* _Task to complete_: Below are the entries; state how many of their lines contain the string "boomers", and nothing more.
____
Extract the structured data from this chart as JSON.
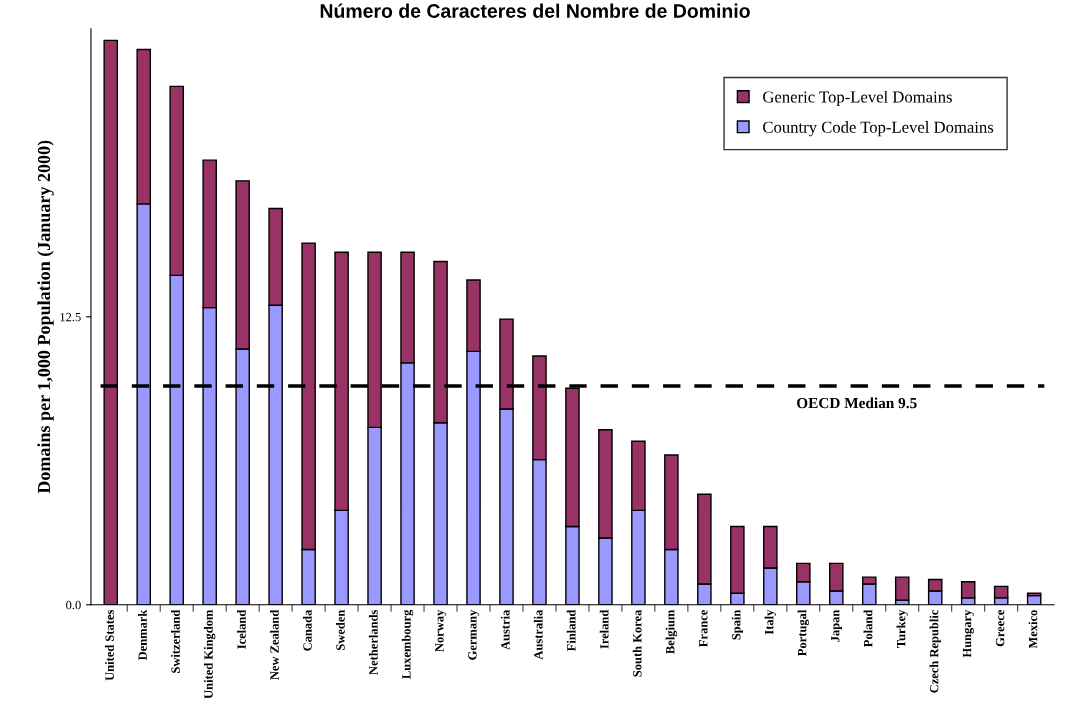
{
  "chart_data": {
    "type": "bar",
    "stacked": true,
    "title": "Número de Caracteres del Nombre de Dominio",
    "ylabel": "Domains per 1,000 Population (January 2000)",
    "categories": [
      "United States",
      "Denmark",
      "Switzerland",
      "United Kingdom",
      "Iceland",
      "New Zealand",
      "Canada",
      "Sweden",
      "Netherlands",
      "Luxembourg",
      "Norway",
      "Germany",
      "Austria",
      "Australia",
      "Finland",
      "Ireland",
      "South Korea",
      "Belgium",
      "France",
      "Spain",
      "Italy",
      "Portugal",
      "Japan",
      "Poland",
      "Turkey",
      "Czech Republic",
      "Hungary",
      "Greece",
      "Mexico"
    ],
    "series": [
      {
        "name": "Country Code Top-Level Domains",
        "color": "#9999ff",
        "values": [
          null,
          17.4,
          14.3,
          12.9,
          11.1,
          13.0,
          2.4,
          4.1,
          7.7,
          10.5,
          7.9,
          11.0,
          8.5,
          6.3,
          3.4,
          2.9,
          4.1,
          2.4,
          0.9,
          0.5,
          1.6,
          1.0,
          0.6,
          0.9,
          0.2,
          0.6,
          0.3,
          0.3,
          0.4
        ]
      },
      {
        "name": "Generic Top-Level Domains",
        "color": "#993366",
        "values": [
          24.5,
          6.7,
          8.2,
          6.4,
          7.3,
          4.2,
          13.3,
          11.2,
          7.6,
          4.8,
          7.0,
          3.1,
          3.9,
          4.5,
          6.0,
          4.7,
          3.0,
          4.1,
          3.9,
          2.9,
          1.8,
          0.8,
          1.2,
          0.3,
          1.0,
          0.5,
          0.7,
          0.5,
          0.1
        ]
      }
    ],
    "ylim": [
      0,
      25
    ],
    "yticks": [
      {
        "value": 0,
        "label": "0.0"
      },
      {
        "value": 12.5,
        "label": "12.5"
      }
    ],
    "ref_lines": [
      {
        "axis": "y",
        "value": 9.5,
        "label": "OECD Median 9.5",
        "color": "#000000",
        "line_style": "dashed"
      }
    ],
    "legend": "top right",
    "grid": false
  }
}
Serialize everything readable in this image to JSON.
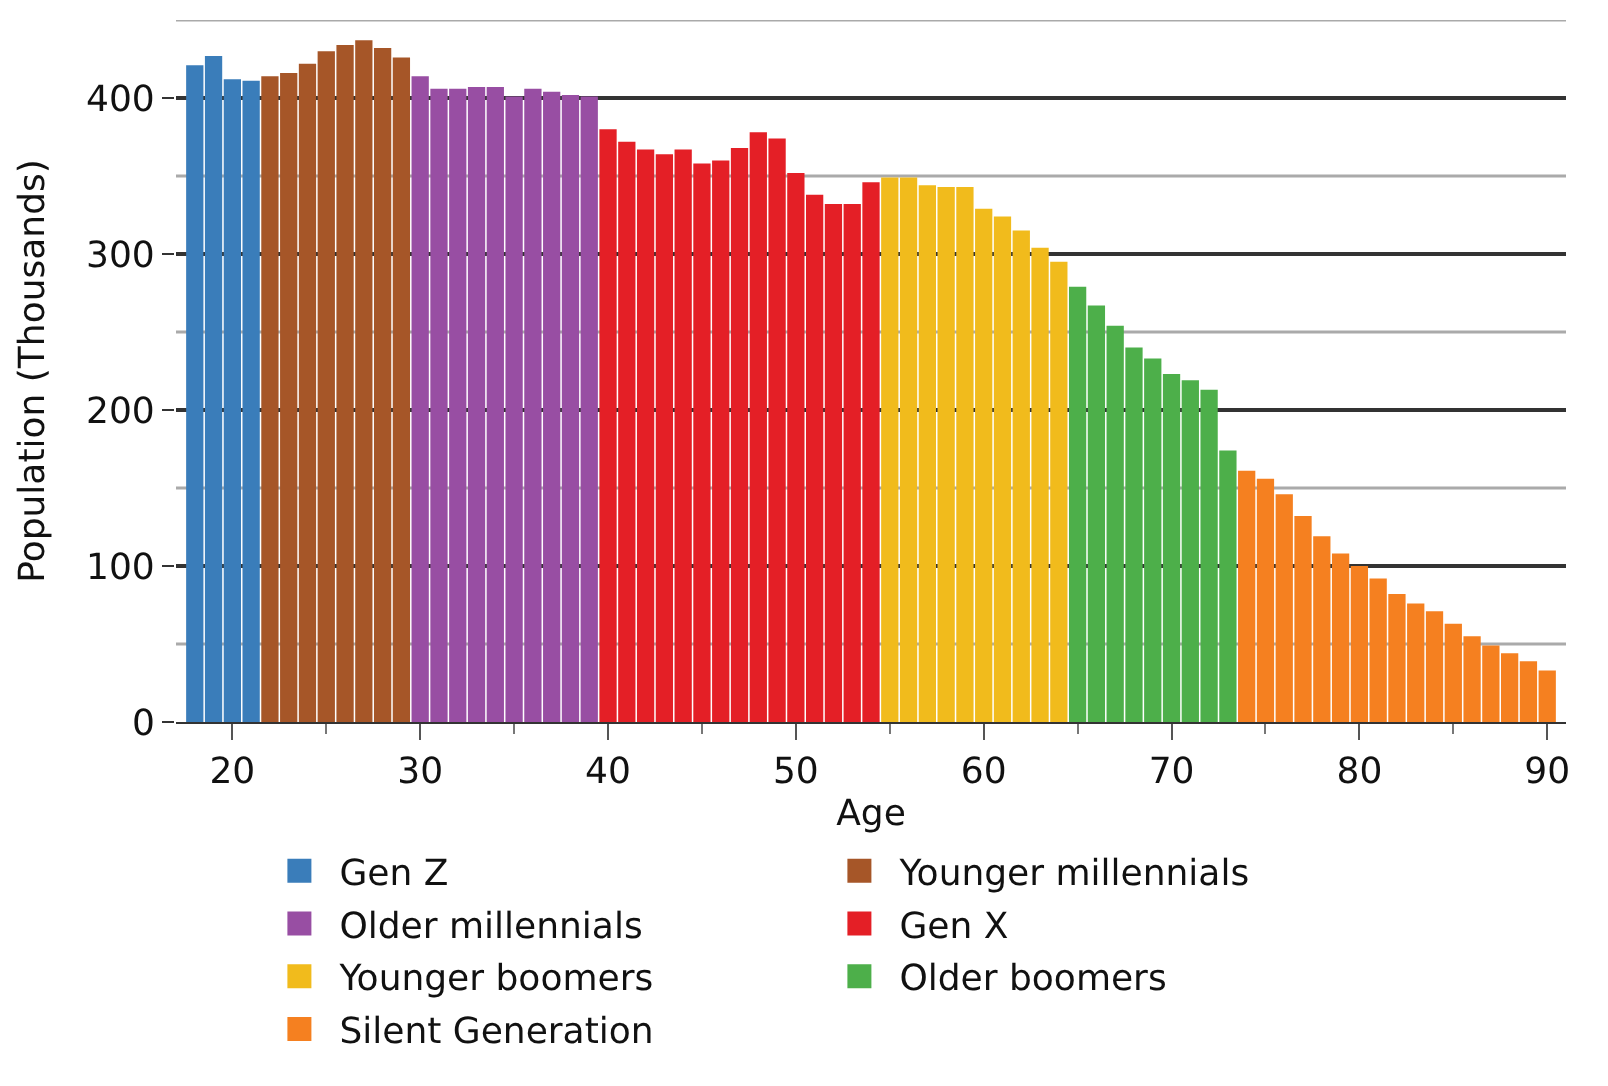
{
  "chart_data": {
    "type": "bar",
    "xlabel": "Age",
    "ylabel": "Population (Thousands)",
    "series": [
      {
        "name": "Gen Z",
        "color": "#3a7dba",
        "x": [
          18,
          19,
          20,
          21
        ],
        "values": [
          421,
          427,
          412,
          411
        ]
      },
      {
        "name": "Younger millennials",
        "color": "#a65628",
        "x": [
          22,
          23,
          24,
          25,
          26,
          27,
          28,
          29
        ],
        "values": [
          414,
          416,
          422,
          430,
          434,
          437,
          432,
          426
        ]
      },
      {
        "name": "Older millennials",
        "color": "#984ea3",
        "x": [
          30,
          31,
          32,
          33,
          34,
          35,
          36,
          37,
          38,
          39
        ],
        "values": [
          414,
          406,
          406,
          407,
          407,
          401,
          406,
          404,
          402,
          401
        ]
      },
      {
        "name": "Gen X",
        "color": "#e41f26",
        "x": [
          40,
          41,
          42,
          43,
          44,
          45,
          46,
          47,
          48,
          49,
          50,
          51,
          52,
          53,
          54
        ],
        "values": [
          380,
          372,
          367,
          364,
          367,
          358,
          360,
          368,
          378,
          374,
          352,
          338,
          332,
          332,
          346
        ]
      },
      {
        "name": "Younger boomers",
        "color": "#f1bb1c",
        "x": [
          55,
          56,
          57,
          58,
          59,
          60,
          61,
          62,
          63,
          64
        ],
        "values": [
          349,
          349,
          344,
          343,
          343,
          329,
          324,
          315,
          304,
          295
        ]
      },
      {
        "name": "Older boomers",
        "color": "#4daf4a",
        "x": [
          65,
          66,
          67,
          68,
          69,
          70,
          71,
          72,
          73
        ],
        "values": [
          279,
          267,
          254,
          240,
          233,
          223,
          219,
          213,
          174
        ]
      },
      {
        "name": "Silent Generation",
        "color": "#f58020",
        "x": [
          74,
          75,
          76,
          77,
          78,
          79,
          80,
          81,
          82,
          83,
          84,
          85,
          86,
          87,
          88,
          89,
          90
        ],
        "values": [
          161,
          156,
          146,
          132,
          119,
          108,
          100,
          92,
          82,
          76,
          71,
          63,
          55,
          49,
          44,
          39,
          33
        ]
      }
    ],
    "xlim": [
      17,
      91
    ],
    "xticks": [
      20,
      {
        "value": 25,
        "label": null
      },
      30,
      {
        "value": 35,
        "label": null
      },
      40,
      {
        "value": 45,
        "label": null
      },
      50,
      {
        "value": 55,
        "label": null
      },
      60,
      {
        "value": 65,
        "label": null
      },
      70,
      {
        "value": 75,
        "label": null
      },
      80,
      {
        "value": 85,
        "label": null
      },
      90
    ],
    "ylim": [
      0,
      450
    ],
    "yticks": [
      0,
      {
        "value": 50,
        "label": null
      },
      100,
      {
        "value": 150,
        "label": null
      },
      200,
      {
        "value": 250,
        "label": null
      },
      300,
      {
        "value": 350,
        "label": null
      },
      400,
      {
        "value": 450,
        "label": null
      }
    ],
    "grid": "y",
    "legend": "bottom"
  }
}
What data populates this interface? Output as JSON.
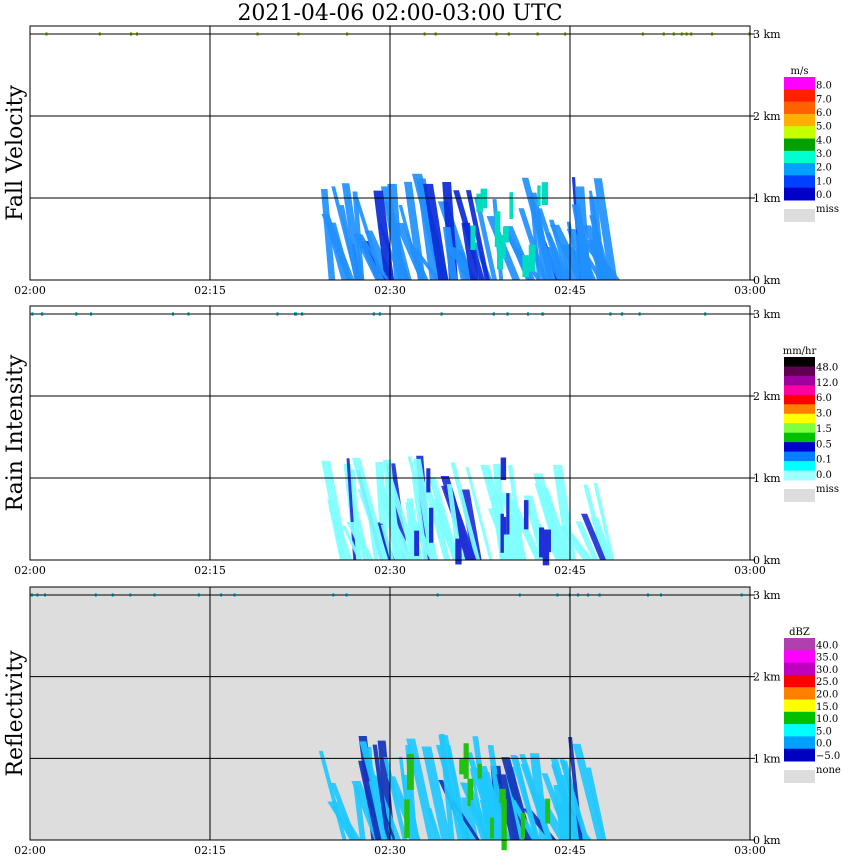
{
  "title": "2021-04-06   02:00-03:00 UTC",
  "x_ticks": [
    "02:00",
    "02:15",
    "02:30",
    "02:45",
    "03:00"
  ],
  "y_ticks": [
    "0 km",
    "1 km",
    "2 km",
    "3 km"
  ],
  "colors": {
    "grid": "#000000",
    "miss": "#dddddd",
    "fv_fill": "#2190ff",
    "fv_dark": "#0a2ad8",
    "fv_accent": "#00dcc0",
    "ri_fill": "#80ffff",
    "ri_dark": "#2030d8",
    "zr_fill": "#1ec8ff",
    "zr_dark": "#1232b8",
    "zr_accent": "#22c010"
  },
  "chart_data": [
    {
      "type": "heatmap",
      "title": "Fall Velocity",
      "x_range": [
        "02:00",
        "03:00"
      ],
      "y_range_km": [
        0,
        3
      ],
      "legend": {
        "unit": "m/s",
        "labels": [
          "8.0",
          "7.0",
          "6.0",
          "5.0",
          "4.0",
          "3.0",
          "2.0",
          "1.0",
          "0.0"
        ],
        "colors": [
          "#ff00ff",
          "#ff2000",
          "#ff6000",
          "#ffb000",
          "#c8ff00",
          "#00a000",
          "#00ffd0",
          "#00a0ff",
          "#0040ff",
          "#0000c8"
        ],
        "miss_label": "miss"
      },
      "echo_period": [
        "02:24",
        "02:48"
      ],
      "echo_top_km": 1.3,
      "strip_height_km": 3.0
    },
    {
      "type": "heatmap",
      "title": "Rain Intensity",
      "x_range": [
        "02:00",
        "03:00"
      ],
      "y_range_km": [
        0,
        3
      ],
      "legend": {
        "unit": "mm/hr",
        "labels": [
          "48.0",
          "12.0",
          "6.0",
          "3.0",
          "1.5",
          "0.5",
          "0.1",
          "0.0"
        ],
        "colors": [
          "#000000",
          "#600050",
          "#a000a0",
          "#ff00a0",
          "#ff0000",
          "#ff8000",
          "#ffff00",
          "#80ff40",
          "#00c000",
          "#0000d0",
          "#0080ff",
          "#00ffff",
          "#a0ffff"
        ],
        "miss_label": "miss"
      },
      "echo_period": [
        "02:24",
        "02:48"
      ],
      "echo_top_km": 1.3,
      "strip_height_km": 3.0
    },
    {
      "type": "heatmap",
      "title": "Reflectivity",
      "x_range": [
        "02:00",
        "03:00"
      ],
      "y_range_km": [
        0,
        3
      ],
      "legend": {
        "unit": "dBZ",
        "labels": [
          "40.0",
          "35.0",
          "30.0",
          "25.0",
          "20.0",
          "15.0",
          "10.0",
          "5.0",
          "0.0",
          "−5.0"
        ],
        "colors": [
          "#b040b0",
          "#ff00ff",
          "#c000c0",
          "#ff0000",
          "#ff8000",
          "#ffff00",
          "#00c000",
          "#00ffff",
          "#00a0ff",
          "#0000c0"
        ],
        "miss_label": "none"
      },
      "echo_period": [
        "02:24",
        "02:48"
      ],
      "echo_top_km": 1.3,
      "strip_height_km": 3.0
    }
  ]
}
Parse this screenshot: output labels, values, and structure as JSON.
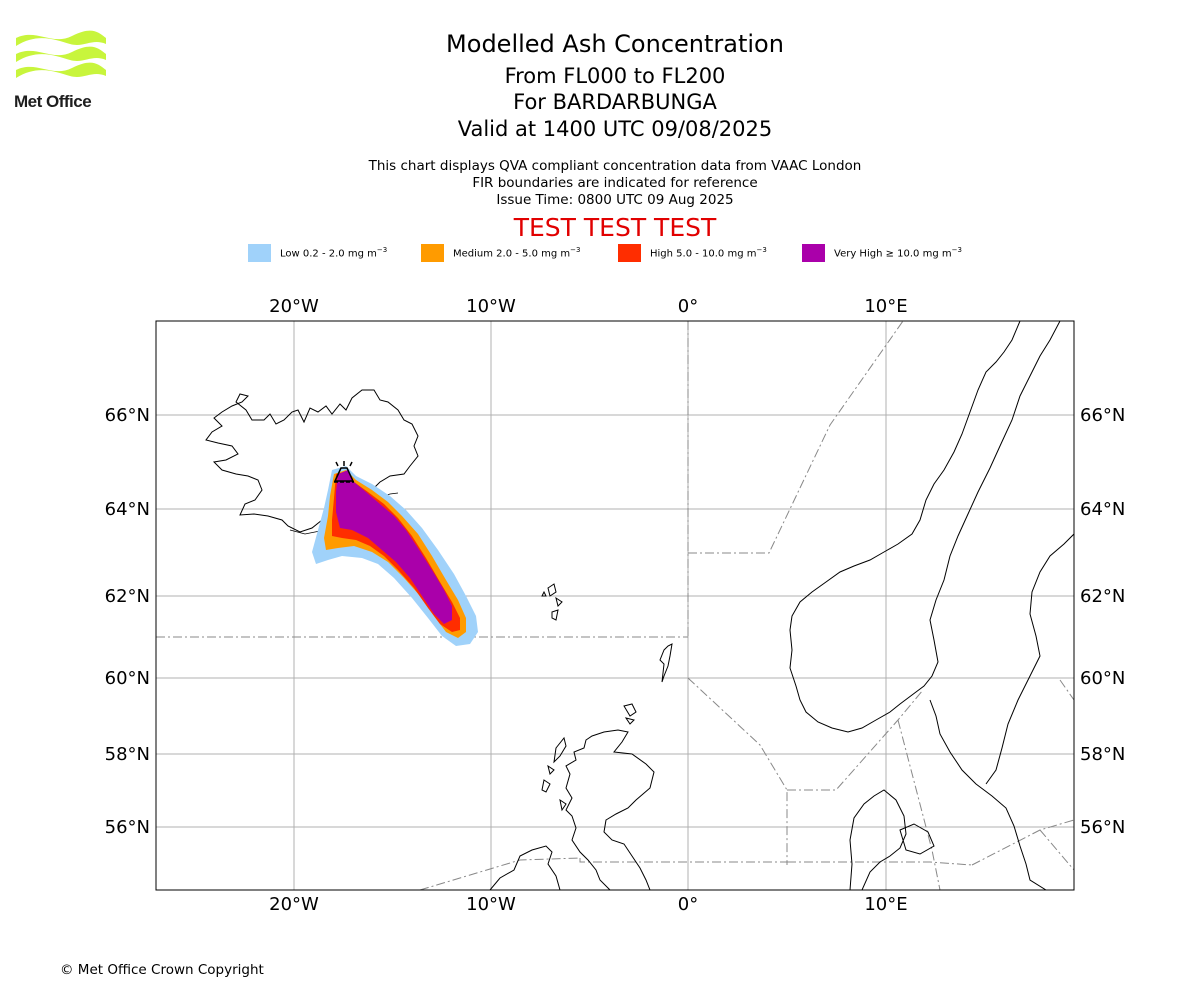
{
  "logo": {
    "text": "Met Office"
  },
  "header": {
    "title": "Modelled Ash Concentration",
    "levels": "From FL000 to FL200",
    "volcano": "For BARDARBUNGA",
    "valid": "Valid at 1400 UTC 09/08/2025",
    "note1": "This chart displays QVA compliant concentration data from VAAC London",
    "note2": "FIR boundaries are indicated for reference",
    "issue": "Issue Time: 0800 UTC 09 Aug 2025",
    "test": "TEST TEST TEST"
  },
  "legend": [
    {
      "label": "Low 0.2 - 2.0 mg m",
      "sup": "−3",
      "color": "#a0d2fa"
    },
    {
      "label": "Medium 2.0 - 5.0 mg m",
      "sup": "−3",
      "color": "#ff9b00"
    },
    {
      "label": "High 5.0 - 10.0 mg m",
      "sup": "−3",
      "color": "#ff2d00"
    },
    {
      "label": "Very High  ≥  10.0 mg m",
      "sup": "−3",
      "color": "#aa00aa"
    }
  ],
  "map": {
    "lon_labels": [
      "20°W",
      "10°W",
      "0°",
      "10°E"
    ],
    "lat_labels": [
      "66°N",
      "64°N",
      "62°N",
      "60°N",
      "58°N",
      "56°N"
    ],
    "volcano_icon": "volcano-icon"
  },
  "footer": {
    "copyright": "© Met Office Crown Copyright"
  }
}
____
* _Exercise answer_: 2